*Stated goal*:
Copy each line of the data below with the word "Estado".

####

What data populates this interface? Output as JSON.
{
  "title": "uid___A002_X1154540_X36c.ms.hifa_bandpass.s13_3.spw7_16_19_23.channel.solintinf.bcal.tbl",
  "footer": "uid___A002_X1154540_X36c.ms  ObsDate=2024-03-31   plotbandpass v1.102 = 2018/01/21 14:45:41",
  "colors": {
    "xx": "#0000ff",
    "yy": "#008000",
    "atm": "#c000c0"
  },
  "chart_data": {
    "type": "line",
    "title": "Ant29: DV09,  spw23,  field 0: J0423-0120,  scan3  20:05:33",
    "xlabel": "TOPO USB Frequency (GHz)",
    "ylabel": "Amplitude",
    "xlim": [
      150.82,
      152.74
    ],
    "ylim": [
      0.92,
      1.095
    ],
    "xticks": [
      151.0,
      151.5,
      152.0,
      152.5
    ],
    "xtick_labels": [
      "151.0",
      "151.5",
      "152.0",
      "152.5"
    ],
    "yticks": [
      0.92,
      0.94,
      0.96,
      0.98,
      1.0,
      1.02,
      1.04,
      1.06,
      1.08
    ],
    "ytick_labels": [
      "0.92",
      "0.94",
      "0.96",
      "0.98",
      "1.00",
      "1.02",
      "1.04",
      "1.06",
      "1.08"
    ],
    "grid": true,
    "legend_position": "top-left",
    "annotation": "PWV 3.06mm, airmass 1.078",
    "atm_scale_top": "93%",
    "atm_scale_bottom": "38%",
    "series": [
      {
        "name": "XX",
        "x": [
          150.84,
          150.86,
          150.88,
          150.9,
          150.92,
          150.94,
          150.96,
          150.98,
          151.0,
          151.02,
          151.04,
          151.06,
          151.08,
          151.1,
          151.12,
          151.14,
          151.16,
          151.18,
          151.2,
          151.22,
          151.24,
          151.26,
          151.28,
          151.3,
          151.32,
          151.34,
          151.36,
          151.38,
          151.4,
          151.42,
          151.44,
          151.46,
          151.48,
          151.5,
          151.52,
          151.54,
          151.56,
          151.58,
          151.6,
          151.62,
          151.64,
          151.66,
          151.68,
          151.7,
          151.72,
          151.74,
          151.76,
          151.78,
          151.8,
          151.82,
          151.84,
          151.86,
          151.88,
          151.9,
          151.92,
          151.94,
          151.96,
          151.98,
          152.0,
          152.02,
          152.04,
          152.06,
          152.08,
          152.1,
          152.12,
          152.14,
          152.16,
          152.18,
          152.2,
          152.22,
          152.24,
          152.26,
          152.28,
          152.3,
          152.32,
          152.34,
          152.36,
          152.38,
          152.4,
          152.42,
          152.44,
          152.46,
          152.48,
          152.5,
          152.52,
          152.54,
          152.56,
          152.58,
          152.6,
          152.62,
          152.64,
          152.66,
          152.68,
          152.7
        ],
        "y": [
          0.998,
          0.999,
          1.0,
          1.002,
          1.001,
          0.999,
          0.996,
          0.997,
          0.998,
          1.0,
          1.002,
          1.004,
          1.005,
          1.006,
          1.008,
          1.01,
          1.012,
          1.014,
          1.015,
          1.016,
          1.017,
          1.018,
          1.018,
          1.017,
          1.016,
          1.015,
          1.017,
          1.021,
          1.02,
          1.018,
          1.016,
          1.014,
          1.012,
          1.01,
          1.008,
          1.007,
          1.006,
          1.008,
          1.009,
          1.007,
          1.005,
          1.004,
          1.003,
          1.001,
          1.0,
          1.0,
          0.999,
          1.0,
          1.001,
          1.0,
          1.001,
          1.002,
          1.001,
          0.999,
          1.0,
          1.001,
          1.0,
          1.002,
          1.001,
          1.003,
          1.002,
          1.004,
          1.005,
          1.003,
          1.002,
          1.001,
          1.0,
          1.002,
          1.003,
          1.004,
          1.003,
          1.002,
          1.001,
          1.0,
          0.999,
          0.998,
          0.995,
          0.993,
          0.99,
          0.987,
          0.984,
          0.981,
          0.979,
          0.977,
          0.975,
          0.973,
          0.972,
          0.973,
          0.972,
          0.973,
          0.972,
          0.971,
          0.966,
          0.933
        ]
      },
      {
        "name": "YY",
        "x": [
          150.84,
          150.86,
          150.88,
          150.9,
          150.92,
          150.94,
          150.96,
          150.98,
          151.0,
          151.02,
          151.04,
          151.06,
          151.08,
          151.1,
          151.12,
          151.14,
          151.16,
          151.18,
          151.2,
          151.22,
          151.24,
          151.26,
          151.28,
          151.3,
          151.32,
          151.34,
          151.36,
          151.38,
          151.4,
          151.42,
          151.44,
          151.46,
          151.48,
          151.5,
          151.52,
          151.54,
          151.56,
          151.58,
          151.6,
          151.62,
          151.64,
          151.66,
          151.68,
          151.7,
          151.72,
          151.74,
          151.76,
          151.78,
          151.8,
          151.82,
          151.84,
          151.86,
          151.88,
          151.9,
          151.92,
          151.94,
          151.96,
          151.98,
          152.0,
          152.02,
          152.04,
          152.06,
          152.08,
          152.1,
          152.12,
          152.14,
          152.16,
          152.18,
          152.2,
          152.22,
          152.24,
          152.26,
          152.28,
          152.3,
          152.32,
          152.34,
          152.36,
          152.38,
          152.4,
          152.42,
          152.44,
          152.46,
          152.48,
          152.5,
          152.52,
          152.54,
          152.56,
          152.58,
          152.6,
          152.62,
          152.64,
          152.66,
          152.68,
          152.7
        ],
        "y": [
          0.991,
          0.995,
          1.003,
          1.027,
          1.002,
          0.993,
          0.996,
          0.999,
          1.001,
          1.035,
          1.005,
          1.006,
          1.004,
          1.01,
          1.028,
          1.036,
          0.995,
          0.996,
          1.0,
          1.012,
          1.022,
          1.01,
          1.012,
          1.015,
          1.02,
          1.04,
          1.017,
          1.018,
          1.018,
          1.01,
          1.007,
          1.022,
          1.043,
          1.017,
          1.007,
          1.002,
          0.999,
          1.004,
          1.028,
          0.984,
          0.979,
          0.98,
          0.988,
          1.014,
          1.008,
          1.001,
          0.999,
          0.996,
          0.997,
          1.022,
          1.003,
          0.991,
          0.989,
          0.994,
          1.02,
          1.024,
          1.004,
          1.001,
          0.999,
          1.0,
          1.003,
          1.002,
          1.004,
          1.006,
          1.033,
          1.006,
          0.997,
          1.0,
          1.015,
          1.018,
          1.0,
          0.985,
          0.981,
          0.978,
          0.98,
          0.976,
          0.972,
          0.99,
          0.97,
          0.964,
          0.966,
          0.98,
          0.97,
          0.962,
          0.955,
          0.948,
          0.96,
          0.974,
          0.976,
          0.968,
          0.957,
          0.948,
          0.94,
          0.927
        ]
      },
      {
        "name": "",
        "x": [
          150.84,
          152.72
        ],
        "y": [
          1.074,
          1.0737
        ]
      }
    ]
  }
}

####

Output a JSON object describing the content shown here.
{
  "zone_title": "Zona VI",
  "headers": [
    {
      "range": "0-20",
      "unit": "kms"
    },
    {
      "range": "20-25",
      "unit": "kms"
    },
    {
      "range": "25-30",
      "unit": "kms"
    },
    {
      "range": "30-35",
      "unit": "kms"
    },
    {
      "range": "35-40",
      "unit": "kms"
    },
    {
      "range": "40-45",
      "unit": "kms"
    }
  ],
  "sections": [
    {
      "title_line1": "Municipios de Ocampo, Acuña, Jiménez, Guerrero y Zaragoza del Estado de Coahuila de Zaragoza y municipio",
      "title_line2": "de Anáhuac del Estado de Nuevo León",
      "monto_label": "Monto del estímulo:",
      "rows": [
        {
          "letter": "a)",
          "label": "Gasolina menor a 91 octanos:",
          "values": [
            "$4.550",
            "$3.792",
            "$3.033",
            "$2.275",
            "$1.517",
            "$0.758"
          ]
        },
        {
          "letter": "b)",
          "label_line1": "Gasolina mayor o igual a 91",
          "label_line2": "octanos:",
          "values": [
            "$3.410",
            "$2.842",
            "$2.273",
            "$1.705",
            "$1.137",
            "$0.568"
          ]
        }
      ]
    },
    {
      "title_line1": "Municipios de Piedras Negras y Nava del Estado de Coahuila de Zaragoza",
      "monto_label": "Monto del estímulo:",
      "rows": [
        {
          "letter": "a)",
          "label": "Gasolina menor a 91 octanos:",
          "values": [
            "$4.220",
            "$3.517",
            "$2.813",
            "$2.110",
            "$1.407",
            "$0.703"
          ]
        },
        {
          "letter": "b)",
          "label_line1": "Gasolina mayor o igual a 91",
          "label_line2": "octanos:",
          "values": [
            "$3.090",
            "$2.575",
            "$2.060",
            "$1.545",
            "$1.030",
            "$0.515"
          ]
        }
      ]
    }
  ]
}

####

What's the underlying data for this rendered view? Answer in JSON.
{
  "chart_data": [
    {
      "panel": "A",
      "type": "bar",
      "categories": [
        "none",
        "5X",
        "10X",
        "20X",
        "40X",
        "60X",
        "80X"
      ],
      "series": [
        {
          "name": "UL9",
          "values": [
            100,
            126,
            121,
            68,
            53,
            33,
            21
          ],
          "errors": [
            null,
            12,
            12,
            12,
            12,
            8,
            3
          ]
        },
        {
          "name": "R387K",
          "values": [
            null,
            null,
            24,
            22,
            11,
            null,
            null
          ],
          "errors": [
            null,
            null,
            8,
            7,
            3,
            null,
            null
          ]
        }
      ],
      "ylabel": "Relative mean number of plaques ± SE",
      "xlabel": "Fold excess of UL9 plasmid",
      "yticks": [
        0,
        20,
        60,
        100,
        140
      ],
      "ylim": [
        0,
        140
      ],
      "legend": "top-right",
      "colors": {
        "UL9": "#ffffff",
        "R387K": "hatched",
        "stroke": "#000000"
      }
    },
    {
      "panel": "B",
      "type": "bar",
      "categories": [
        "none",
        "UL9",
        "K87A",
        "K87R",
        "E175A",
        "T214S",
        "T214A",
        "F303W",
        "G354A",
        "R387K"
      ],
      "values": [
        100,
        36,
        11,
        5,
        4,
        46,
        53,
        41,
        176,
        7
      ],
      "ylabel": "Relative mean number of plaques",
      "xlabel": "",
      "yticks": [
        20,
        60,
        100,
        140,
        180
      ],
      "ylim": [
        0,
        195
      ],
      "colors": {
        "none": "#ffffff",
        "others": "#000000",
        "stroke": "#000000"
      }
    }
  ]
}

####

*Right answer*:
      "title_line1": "Municipios de Ocampo, Acuña, Jiménez, Guerrero y Zaragoza del Estado de Coahuila de Zaragoza y municipio",
      "title_line2": "de Anáhuac del Estado de Nuevo León",
      "title_line1": "Municipios de Piedras Negras y Nava del Estado de Coahuila de Zaragoza",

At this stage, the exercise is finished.